** Begin ENTRIES PROVIDED **
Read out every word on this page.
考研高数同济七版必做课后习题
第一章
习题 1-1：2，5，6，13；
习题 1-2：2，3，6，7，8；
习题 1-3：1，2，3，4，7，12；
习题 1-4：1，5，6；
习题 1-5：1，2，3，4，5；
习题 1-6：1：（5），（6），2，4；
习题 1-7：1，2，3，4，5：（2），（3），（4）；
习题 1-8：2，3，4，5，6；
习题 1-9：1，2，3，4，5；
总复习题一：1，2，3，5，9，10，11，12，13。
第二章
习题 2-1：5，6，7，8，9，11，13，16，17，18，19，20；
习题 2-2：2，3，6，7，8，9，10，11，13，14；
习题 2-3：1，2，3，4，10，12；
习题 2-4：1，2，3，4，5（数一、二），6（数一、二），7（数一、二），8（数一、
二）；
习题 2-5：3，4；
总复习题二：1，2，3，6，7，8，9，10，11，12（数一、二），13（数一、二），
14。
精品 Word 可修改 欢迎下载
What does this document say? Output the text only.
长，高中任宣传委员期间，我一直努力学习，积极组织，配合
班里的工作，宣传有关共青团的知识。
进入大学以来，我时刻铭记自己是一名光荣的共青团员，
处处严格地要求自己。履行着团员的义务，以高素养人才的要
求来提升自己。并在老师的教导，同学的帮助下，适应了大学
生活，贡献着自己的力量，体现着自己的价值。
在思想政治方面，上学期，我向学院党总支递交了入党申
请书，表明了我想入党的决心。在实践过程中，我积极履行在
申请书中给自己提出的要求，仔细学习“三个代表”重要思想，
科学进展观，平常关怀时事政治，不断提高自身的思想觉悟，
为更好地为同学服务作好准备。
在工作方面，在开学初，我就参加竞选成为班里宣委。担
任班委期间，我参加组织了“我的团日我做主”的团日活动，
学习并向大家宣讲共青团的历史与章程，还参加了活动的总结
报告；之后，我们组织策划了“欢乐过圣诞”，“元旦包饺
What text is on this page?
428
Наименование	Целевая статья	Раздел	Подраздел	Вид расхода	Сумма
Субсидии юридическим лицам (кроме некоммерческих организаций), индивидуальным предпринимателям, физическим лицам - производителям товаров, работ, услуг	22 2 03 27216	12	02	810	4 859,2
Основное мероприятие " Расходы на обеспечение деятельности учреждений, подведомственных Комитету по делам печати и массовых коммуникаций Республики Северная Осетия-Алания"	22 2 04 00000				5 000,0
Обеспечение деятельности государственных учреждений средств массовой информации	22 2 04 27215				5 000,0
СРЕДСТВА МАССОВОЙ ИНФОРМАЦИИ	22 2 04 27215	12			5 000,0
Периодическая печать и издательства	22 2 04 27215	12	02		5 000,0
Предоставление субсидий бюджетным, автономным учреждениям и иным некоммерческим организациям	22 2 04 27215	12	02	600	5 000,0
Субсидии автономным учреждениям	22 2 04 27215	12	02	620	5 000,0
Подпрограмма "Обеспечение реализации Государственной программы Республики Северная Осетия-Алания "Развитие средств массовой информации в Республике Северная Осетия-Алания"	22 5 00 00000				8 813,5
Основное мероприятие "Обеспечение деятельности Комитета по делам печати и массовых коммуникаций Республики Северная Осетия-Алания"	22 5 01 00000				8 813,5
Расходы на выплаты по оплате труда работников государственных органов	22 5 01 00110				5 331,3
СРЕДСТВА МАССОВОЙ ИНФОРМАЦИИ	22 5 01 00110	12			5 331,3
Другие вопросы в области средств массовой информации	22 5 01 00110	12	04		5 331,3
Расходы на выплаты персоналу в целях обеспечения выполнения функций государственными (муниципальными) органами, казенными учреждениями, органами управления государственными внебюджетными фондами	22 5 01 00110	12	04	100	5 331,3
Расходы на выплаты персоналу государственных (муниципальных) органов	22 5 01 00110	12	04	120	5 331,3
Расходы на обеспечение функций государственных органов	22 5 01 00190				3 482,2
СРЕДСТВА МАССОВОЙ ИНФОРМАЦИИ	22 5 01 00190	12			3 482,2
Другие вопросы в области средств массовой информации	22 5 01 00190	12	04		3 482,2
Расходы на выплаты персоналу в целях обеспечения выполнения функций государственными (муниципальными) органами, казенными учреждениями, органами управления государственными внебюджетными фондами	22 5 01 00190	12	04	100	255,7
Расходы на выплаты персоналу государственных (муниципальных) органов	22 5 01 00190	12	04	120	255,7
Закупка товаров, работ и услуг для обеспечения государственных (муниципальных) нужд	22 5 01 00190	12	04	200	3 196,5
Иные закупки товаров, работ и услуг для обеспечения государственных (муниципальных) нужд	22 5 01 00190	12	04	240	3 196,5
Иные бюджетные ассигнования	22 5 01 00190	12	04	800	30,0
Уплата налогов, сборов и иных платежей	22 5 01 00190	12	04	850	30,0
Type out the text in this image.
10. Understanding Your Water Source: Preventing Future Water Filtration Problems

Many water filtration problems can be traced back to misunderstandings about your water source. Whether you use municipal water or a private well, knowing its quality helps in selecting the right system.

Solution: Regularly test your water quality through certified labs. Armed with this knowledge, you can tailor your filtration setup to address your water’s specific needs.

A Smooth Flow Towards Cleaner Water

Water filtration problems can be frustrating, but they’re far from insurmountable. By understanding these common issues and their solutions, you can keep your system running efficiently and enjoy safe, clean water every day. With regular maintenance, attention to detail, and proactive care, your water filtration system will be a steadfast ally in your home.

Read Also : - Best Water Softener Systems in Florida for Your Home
** End ENTRIES PROVIDED **
- WHAT YOU WILL DO -
What is the number of lines in the records that contain the string "внебюджетными"? Give only that number.

- COMPLETE OUTPUT -
2